The listing beneath should be written out in full, exactly as shown.

• **Provided material**:
--- START ---

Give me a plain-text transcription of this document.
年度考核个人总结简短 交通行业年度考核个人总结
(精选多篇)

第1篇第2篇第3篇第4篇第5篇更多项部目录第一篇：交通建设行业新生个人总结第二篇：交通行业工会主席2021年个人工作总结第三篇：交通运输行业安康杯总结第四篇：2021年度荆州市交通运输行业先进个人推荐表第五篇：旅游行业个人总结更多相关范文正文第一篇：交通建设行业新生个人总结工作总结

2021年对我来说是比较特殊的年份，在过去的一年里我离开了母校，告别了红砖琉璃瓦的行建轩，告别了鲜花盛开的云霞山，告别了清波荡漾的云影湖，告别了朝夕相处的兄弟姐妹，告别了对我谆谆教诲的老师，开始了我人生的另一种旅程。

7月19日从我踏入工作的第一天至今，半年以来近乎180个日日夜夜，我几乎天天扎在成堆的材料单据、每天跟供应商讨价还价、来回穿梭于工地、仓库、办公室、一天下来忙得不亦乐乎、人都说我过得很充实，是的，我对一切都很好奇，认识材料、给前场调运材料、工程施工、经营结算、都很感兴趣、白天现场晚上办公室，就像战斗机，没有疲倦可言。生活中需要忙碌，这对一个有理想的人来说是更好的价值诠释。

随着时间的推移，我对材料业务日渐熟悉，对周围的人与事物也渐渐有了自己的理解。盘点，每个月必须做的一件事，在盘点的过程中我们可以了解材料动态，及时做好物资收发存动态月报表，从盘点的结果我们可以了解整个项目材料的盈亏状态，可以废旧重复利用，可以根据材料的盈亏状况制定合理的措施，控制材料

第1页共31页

--- END ---

• **Answer to this exercise**:
Give me a plain-text transcription of this document.
年度考核个人总结简短 交通行业年度考核个人总结
(精选多篇)

第1篇第2篇第3篇第4篇第5篇更多项部目录第一篇：交通建设行业新生个人总结第二篇：交通行业工会主席2021年个人工作总结第三篇：交通运输行业安康杯总结第四篇：2021年度荆州市交通运输行业先进个人推荐表第五篇：旅游行业个人总结更多相关范文正文第一篇：交通建设行业新生个人总结工作总结

2021年对我来说是比较特殊的年份，在过去的一年里我离开了母校，告别了红砖琉璃瓦的行建轩，告别了鲜花盛开的云霞山，告别了清波荡漾的云影湖，告别了朝夕相处的兄弟姐妹，告别了对我谆谆教诲的老师，开始了我人生的另一种旅程。

7月19日从我踏入工作的第一天至今，半年以来近乎180个日日夜夜，我几乎天天扎在成堆的材料单据、每天跟供应商讨价还价、来回穿梭于工地、仓库、办公室、一天下来忙得不亦乐乎、人都说我过得很充实，是的，我对一切都很好奇，认识材料、给前场调运材料、工程施工、经营结算、都很感兴趣、白天现场晚上办公室，就像战斗机，没有疲倦可言。生活中需要忙碌，这对一个有理想的人来说是更好的价值诠释。

随着时间的推移，我对材料业务日渐熟悉，对周围的人与事物也渐渐有了自己的理解。盘点，每个月必须做的一件事，在盘点的过程中我们可以了解材料动态，及时做好物资收发存动态月报表，从盘点的结果我们可以了解整个项目材料的盈亏状态，可以废旧重复利用，可以根据材料的盈亏状况制定合理的措施，控制材料

第1页共31页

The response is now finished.